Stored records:
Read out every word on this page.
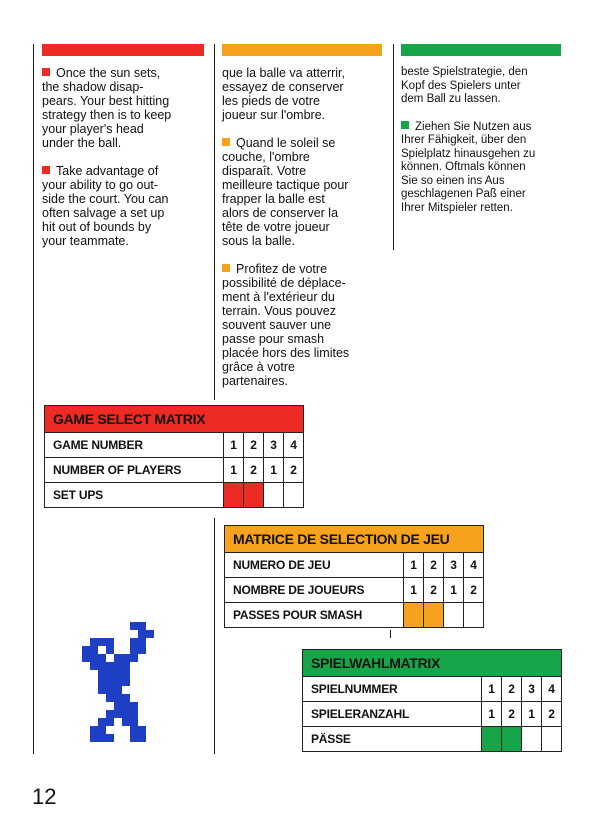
Once the sun sets,
the shadow disap-
pears. Your best hitting
strategy then is to keep
your player's head
under the ball.

Take advantage of
your ability to go out-
side the court. You can
often salvage a set up
hit out of bounds by
your teammate.

que la balle va atterrir,
essayez de conserver
les pieds de votre
joueur sur l'ombre.

Quand le soleil se
couche, l'ombre
disparaît. Votre
meilleure tactique pour
frapper la balle est
alors de conserver la
tête de votre joueur
sous la balle.

Profitez de votre
possibilité de déplace-
ment à l'extérieur du
terrain. Vous pouvez
souvent sauver une
passe pour smash
placée hors des limites
grâce à votre
partenaires.

beste Spielstrategie, den
Kopf des Spielers unter
dem Ball zu lassen.

Ziehen Sie Nutzen aus
Ihrer Fähigkeit, über den
Spielplatz hinausgehen zu
können. Oftmals können
Sie so einen ins Aus
geschlagenen Paß einer
Ihrer Mitspieler retten.

GAME SELECT MATRIX				
GAME NUMBER	1	2	3	4
NUMBER OF PLAYERS	1	2	1	2
SET UPS				
MATRICE DE SELECTION DE JEU				
NUMERO DE JEU	1	2	3	4
NOMBRE DE JOUEURS	1	2	1	2
PASSES POUR SMASH				
SPIELWAHLMATRIX				
SPIELNUMMER	1	2	3	4
SPIELERANZAHL	1	2	1	2
PÄSSE				
12
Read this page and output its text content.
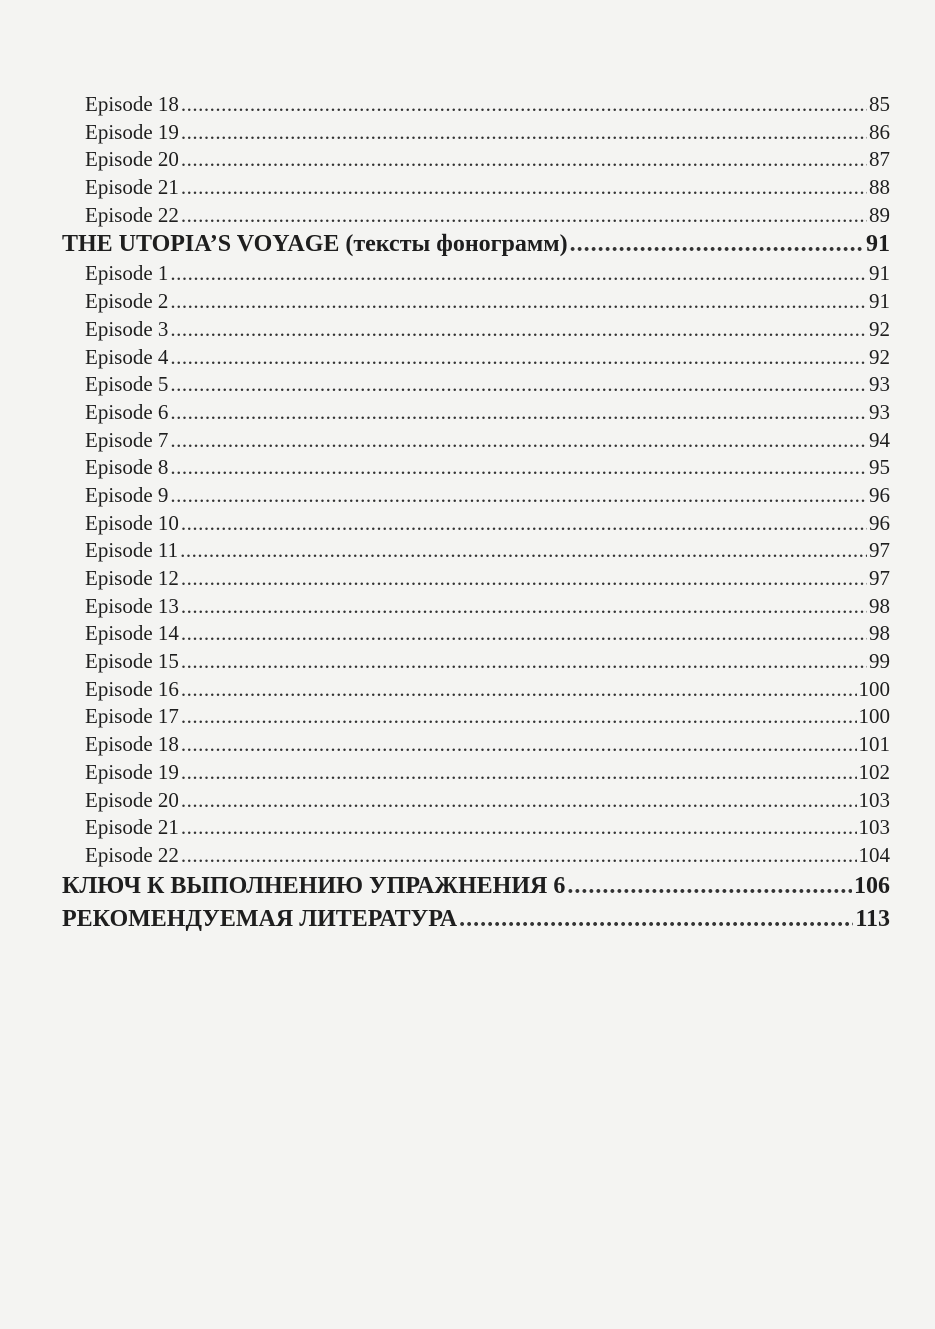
Episode 18 .....	85
Episode 19 .....	86
Episode 20 .....	87
Episode 21 .....	88
Episode 22 .....	89
THE UTOPIA’S VOYAGE (тексты фонограмм) .....	91
Episode 1 .....	91
Episode 2 .....	91
Episode 3 .....	92
Episode 4 .....	92
Episode 5 .....	93
Episode 6 .....	93
Episode 7 .....	94
Episode 8 .....	95
Episode 9 .....	96
Episode 10 .....	96
Episode 11 .....	97
Episode 12 .....	97
Episode 13 .....	98
Episode 14 .....	98
Episode 15 .....	99
Episode 16 .....	100
Episode 17 .....	100
Episode 18 .....	101
Episode 19 .....	102
Episode 20 .....	103
Episode 21 .....	103
Episode 22 .....	104
КЛЮЧ К ВЫПОЛНЕНИЮ УПРАЖНЕНИЯ 6 .....	106
РЕКОМЕНДУЕМАЯ ЛИТЕРАТУРА .....	113
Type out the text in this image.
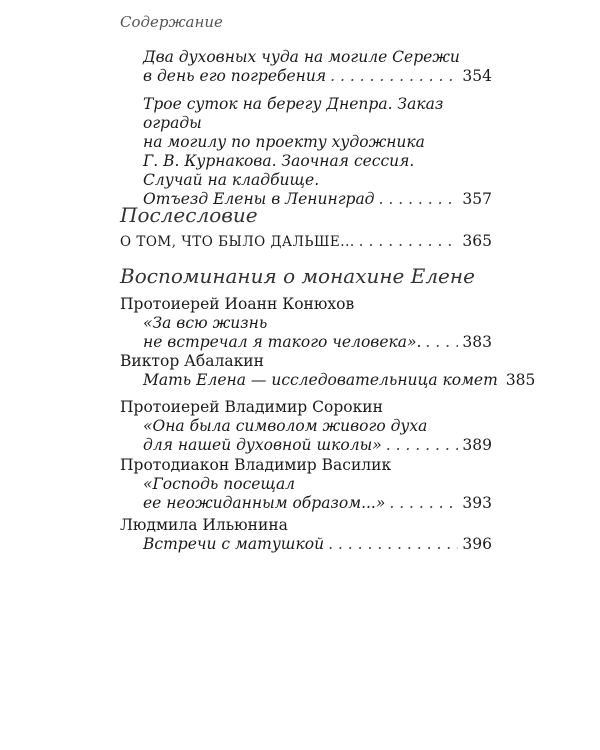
Содержание
Два духовных чуда на могиле Сережи
в день его погребения . . .	354
Трое суток на берегу Днепра. Заказ ограды
на могилу по проекту художника
Г. В. Курнакова. Заочная сессия.
Случай на кладбище.
Отъезд Елены в Ленинград . . .	357
Послесловие
О ТОМ, ЧТО БЫЛО ДАЛЬШЕ... . . .	365
Воспоминания о монахине Елене
Протоиерей Иоанн Конюхов
«За всю жизнь
не встречал я такого человека». . . .	383
Виктор Абалакин
Мать Елена — исследовательница комет 385
Протоиерей Владимир Сорокин
«Она была символом живого духа
для нашей духовной школы» . . .	389
Протодиакон Владимир Василик
«Господь посещал
ее неожиданным образом...» . . .	393
Людмила Ильюнина
Встречи с матушкой . . .	396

*Directions for this task*
Using the data above, print every line exactly, omitting pictures.

*Finished exercise*
Read out every word on this page.
Once the sun sets,
the shadow disap-
pears. Your best hitting
strategy then is to keep
your player's head
under the ball.

Take advantage of
your ability to go out-
side the court. You can
often salvage a set up
hit out of bounds by
your teammate.

que la balle va atterrir,
essayez de conserver
les pieds de votre
joueur sur l'ombre.

Quand le soleil se
couche, l'ombre
disparaît. Votre
meilleure tactique pour
frapper la balle est
alors de conserver la
tête de votre joueur
sous la balle.

Profitez de votre
possibilité de déplace-
ment à l'extérieur du
terrain. Vous pouvez
souvent sauver une
passe pour smash
placée hors des limites
grâce à votre
partenaires.

beste Spielstrategie, den
Kopf des Spielers unter
dem Ball zu lassen.

Ziehen Sie Nutzen aus
Ihrer Fähigkeit, über den
Spielplatz hinausgehen zu
können. Oftmals können
Sie so einen ins Aus
geschlagenen Paß einer
Ihrer Mitspieler retten.

GAME SELECT MATRIX				
GAME NUMBER	1	2	3	4
NUMBER OF PLAYERS	1	2	1	2
SET UPS				
MATRICE DE SELECTION DE JEU				
NUMERO DE JEU	1	2	3	4
NOMBRE DE JOUEURS	1	2	1	2
PASSES POUR SMASH				
SPIELWAHLMATRIX				
SPIELNUMMER	1	2	3	4
SPIELERANZAHL	1	2	1	2
PÄSSE				
12
Read this page and output its text content.
Episode 18 .....	85
Episode 19 .....	86
Episode 20 .....	87
Episode 21 .....	88
Episode 22 .....	89
THE UTOPIA’S VOYAGE (тексты фонограмм) .....	91
Episode 1 .....	91
Episode 2 .....	91
Episode 3 .....	92
Episode 4 .....	92
Episode 5 .....	93
Episode 6 .....	93
Episode 7 .....	94
Episode 8 .....	95
Episode 9 .....	96
Episode 10 .....	96
Episode 11 .....	97
Episode 12 .....	97
Episode 13 .....	98
Episode 14 .....	98
Episode 15 .....	99
Episode 16 .....	100
Episode 17 .....	100
Episode 18 .....	101
Episode 19 .....	102
Episode 20 .....	103
Episode 21 .....	103
Episode 22 .....	104
КЛЮЧ К ВЫПОЛНЕНИЮ УПРАЖНЕНИЯ 6 .....	106
РЕКОМЕНДУЕМАЯ ЛИТЕРАТУРА .....	113
Type out the text in this image.
Содержание
Два духовных чуда на могиле Сережи
в день его погребения . . .	354
Трое суток на берегу Днепра. Заказ ограды
на могилу по проекту художника
Г. В. Курнакова. Заочная сессия.
Случай на кладбище.
Отъезд Елены в Ленинград . . .	357
Послесловие
О ТОМ, ЧТО БЫЛО ДАЛЬШЕ... . . .	365
Воспоминания о монахине Елене
Протоиерей Иоанн Конюхов
«За всю жизнь
не встречал я такого человека». . . .	383
Виктор Абалакин
Мать Елена — исследовательница комет 385
Протоиерей Владимир Сорокин
«Она была символом живого духа
для нашей духовной школы» . . .	389
Протодиакон Владимир Василик
«Господь посещал
ее неожиданным образом...» . . .	393
Людмила Ильюнина
Встречи с матушкой . . .	396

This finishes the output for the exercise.